**TASK PROMPT:** Reproduce word for word the part of the list of Twitter health accounts starting with "6. Lose weight" and going on through "diets and more.".

**TEXT SHOWN:**

  6. Lose weight safely: An ex-health inspector, food scientist, cyclist and vegan offers health tips, recipes and ideas for health and weight loss at @lifelonghealth. Fred Bloem, MD, is a holistic physician who concentrates on a holistic approach to detoxification and weight loss at @drbloem, and you can follow Diana Herrington’s daily information about health, especially on gluten-free diets and nutrition, at @DancinginLife.


  1. Arthritis: You can follow a number of resources on arthritis at Twitter, including the Arthritis Foundation at @arthritis_org and Arthritis News on @ArthritisUpdate. Arthritis Today Magazine has a Twitter account at @ArthritisToday, and you can follow them to learn more from articles on arthritis pain relief, exercises, diets and more.
  2. Obesity: Learn how to eat healthy through the nutrition and weight loss tweets listed above. Obesity tweets at @obesity_tweet brings news about obesity to over 16,000 followers and The Obesity Society at @ObesitySociety provides science-based understanding of the causes, consequences, prevention and treatment of obesity.
  3. Cancer: Cancer is a hot topic on Twitter, and you can find dozens of tweets about this disease from Know Cancer (@know_cancer), American Cancer Society (@AmericanCancer) and CURE Magazine (@cure_magazine).
  4. Flu: No matter the type of flu you’re interested in, Twitter holds a number of organizations and individuals who can share information and tips. Try @FluGov, a government site about flu, Bird Flu/Swine Flu at @birdflu or Pandemic Flu at @Pandemicflu global to learn more.
  5. Heart Health: Learn more about how to protect your heart from disease and stroke with news, information and research from Heart Health at @HeartsHealth, or from American Heart News at @HeartNews. The American Heart Association also tweets at @foundersheart.
  6. Alzheimer’s Disease: This disease has devastated entire families, and the cure is far from realized. Stay abreast of news, gain support and network with the following: Alzheimer’s Society (UK) at @alzheimerssoc, Alzheimer’s Association (Chicago) at @alzassociation and Alzheimer’s Reading Room at @ALZHEIMERSread.

Stored data entries
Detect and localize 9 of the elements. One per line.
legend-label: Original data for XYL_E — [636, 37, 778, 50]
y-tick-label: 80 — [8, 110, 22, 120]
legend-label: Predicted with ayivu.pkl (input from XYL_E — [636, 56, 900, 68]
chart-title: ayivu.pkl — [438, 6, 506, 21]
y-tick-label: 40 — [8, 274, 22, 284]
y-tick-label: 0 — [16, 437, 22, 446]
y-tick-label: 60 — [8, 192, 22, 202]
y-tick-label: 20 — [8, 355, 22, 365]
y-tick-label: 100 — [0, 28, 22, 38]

**COMPLETED TASK:**
6. Lose weight safely: An ex-health inspector, food scientist, cyclist and vegan offers health tips, recipes and ideas for health and weight loss at @lifelonghealth. Fred Bloem, MD, is a holistic physician who concentrates on a holistic approach to detoxification and weight loss at @drbloem, and you can follow Diana Herrington’s daily information about health, especially on gluten-free diets and nutrition, at @DancinginLife.


  1. Arthritis: You can follow a number of resources on arthritis at Twitter, including the Arthritis Foundation at @arthritis_org and Arthritis News on @ArthritisUpdate. Arthritis Today Magazine has a Twitter account at @ArthritisToday, and you can follow them to learn more from articles on arthritis pain relief, exercises, diets and more.